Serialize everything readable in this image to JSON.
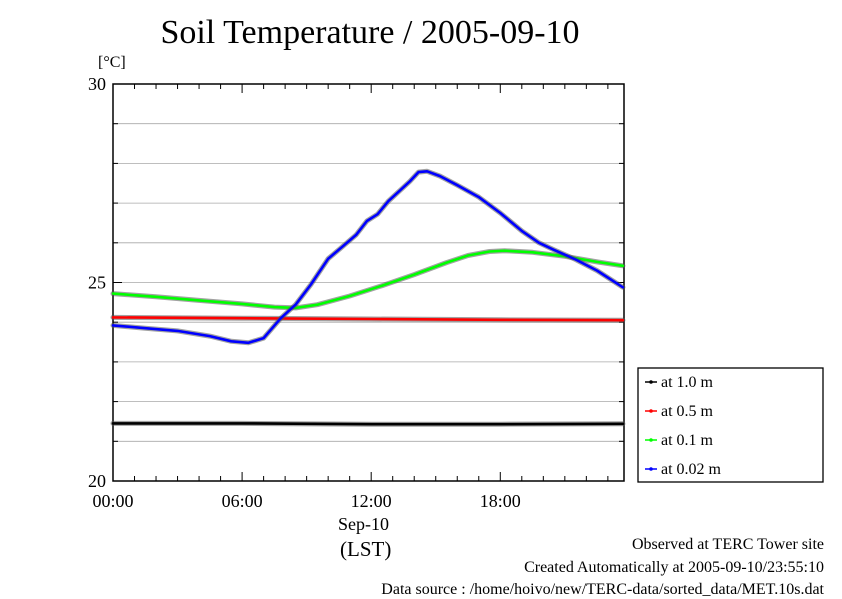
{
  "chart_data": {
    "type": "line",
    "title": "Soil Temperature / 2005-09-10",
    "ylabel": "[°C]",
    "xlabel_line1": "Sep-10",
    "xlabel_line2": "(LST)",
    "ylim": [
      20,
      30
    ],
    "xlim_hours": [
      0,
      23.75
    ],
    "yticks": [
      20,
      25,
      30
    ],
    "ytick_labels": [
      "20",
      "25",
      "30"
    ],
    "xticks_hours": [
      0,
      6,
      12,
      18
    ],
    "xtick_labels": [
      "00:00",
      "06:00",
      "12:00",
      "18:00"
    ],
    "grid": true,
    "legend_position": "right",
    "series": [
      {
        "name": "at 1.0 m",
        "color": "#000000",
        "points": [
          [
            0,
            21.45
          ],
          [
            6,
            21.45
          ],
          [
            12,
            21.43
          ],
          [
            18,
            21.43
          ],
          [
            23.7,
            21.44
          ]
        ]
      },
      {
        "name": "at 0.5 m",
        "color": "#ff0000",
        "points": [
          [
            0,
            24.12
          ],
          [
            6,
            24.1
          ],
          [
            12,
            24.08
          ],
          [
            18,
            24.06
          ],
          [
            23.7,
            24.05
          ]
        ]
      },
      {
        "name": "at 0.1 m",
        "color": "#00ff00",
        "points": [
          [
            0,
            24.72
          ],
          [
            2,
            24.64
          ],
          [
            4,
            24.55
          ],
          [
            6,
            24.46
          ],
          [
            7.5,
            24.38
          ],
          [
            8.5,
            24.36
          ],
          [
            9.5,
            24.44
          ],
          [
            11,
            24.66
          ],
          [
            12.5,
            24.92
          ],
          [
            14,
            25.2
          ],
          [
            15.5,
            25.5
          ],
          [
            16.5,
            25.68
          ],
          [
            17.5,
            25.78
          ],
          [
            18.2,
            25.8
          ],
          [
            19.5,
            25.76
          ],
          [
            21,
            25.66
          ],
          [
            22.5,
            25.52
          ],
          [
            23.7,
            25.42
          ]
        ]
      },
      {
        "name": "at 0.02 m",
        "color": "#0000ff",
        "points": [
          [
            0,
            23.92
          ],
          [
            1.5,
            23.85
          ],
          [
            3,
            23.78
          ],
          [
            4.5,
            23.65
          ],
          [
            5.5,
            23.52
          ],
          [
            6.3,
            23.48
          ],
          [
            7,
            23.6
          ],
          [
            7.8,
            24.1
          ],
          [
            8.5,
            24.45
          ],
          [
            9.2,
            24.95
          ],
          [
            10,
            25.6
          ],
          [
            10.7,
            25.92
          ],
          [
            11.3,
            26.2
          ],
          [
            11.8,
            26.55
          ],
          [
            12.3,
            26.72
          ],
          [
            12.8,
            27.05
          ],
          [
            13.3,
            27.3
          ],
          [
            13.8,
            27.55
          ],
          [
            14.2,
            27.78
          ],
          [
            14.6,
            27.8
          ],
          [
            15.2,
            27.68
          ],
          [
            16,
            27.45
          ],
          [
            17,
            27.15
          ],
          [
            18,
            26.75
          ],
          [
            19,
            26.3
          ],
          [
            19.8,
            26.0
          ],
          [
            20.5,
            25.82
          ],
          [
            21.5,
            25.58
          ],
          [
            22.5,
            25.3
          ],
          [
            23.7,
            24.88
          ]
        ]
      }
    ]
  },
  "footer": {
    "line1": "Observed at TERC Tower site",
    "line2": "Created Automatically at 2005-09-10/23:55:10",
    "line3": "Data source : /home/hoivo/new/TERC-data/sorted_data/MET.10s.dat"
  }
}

==

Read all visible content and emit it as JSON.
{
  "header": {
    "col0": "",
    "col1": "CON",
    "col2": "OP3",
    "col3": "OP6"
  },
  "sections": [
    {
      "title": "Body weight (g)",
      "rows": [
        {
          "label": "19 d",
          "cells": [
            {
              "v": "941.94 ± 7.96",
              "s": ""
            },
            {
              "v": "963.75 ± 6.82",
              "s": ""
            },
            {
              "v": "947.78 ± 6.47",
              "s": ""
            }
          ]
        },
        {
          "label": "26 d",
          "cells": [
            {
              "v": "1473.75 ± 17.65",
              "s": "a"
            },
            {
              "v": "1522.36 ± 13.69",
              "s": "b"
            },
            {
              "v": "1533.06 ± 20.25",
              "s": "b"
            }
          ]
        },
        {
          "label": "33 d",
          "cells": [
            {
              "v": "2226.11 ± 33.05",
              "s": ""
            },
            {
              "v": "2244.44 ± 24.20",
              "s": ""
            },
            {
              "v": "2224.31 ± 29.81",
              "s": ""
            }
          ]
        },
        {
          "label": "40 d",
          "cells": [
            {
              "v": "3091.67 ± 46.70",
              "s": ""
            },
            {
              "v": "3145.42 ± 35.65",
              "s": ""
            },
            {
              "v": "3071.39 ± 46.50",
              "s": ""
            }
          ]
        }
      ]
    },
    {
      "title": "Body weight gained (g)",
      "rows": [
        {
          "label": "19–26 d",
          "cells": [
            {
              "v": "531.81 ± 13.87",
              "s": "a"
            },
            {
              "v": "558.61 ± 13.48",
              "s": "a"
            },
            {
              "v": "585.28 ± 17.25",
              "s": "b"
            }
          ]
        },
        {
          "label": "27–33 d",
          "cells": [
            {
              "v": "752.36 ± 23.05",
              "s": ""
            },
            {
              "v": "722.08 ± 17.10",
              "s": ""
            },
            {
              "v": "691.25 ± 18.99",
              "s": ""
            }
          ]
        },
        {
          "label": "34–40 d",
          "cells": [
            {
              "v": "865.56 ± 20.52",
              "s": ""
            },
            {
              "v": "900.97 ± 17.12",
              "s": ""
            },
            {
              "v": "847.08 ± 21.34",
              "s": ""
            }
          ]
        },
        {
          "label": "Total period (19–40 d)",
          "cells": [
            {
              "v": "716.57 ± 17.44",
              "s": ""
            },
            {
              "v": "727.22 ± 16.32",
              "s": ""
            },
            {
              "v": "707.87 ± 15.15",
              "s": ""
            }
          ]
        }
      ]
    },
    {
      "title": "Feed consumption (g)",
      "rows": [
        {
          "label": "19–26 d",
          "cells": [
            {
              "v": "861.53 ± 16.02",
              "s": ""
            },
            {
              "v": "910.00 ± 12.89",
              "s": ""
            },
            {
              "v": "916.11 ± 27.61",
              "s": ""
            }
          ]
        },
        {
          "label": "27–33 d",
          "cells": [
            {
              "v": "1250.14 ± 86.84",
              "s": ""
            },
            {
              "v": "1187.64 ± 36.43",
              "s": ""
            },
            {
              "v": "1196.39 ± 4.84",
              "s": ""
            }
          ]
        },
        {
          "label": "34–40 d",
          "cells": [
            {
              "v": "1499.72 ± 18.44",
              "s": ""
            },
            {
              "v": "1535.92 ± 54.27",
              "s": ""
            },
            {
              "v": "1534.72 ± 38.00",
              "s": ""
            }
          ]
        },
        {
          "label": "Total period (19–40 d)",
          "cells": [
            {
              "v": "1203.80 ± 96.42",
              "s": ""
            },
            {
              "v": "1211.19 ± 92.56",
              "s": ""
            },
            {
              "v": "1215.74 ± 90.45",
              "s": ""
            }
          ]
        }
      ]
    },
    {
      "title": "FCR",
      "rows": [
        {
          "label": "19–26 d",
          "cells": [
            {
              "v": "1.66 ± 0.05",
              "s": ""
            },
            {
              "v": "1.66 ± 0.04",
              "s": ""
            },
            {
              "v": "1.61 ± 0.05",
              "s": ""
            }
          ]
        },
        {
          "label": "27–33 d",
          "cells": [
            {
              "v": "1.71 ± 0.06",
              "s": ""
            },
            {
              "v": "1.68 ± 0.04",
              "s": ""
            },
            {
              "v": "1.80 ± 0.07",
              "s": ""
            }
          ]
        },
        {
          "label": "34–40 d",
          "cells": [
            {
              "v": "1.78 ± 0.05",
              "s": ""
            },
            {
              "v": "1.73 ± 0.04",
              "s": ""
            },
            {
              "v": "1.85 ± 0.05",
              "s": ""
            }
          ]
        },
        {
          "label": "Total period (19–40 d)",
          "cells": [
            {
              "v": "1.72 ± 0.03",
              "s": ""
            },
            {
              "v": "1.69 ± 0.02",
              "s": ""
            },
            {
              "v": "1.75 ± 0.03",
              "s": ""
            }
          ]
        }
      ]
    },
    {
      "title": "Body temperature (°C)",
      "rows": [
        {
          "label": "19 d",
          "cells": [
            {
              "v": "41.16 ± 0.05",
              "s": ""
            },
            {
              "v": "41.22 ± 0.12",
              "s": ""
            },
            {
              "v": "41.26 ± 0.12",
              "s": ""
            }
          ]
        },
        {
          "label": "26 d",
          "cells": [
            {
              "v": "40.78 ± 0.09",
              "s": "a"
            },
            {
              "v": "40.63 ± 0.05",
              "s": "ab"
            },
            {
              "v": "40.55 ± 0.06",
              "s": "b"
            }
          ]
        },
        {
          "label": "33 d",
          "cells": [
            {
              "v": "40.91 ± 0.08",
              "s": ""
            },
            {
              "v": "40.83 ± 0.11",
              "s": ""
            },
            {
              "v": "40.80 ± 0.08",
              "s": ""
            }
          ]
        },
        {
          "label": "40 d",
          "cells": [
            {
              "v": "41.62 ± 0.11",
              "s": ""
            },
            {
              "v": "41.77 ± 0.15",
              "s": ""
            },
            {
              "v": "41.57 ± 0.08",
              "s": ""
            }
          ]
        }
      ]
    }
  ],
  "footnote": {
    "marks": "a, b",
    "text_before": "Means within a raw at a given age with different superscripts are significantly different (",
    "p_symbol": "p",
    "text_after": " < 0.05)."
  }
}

## [WRITTEN REQUEST]
Show all lines from the data above in which the word "Body" appears.

## [EXERCISE OUTPUT]
      "title": "Body weight (g)",
      "title": "Body weight gained (g)",
      "title": "Body temperature (°C)",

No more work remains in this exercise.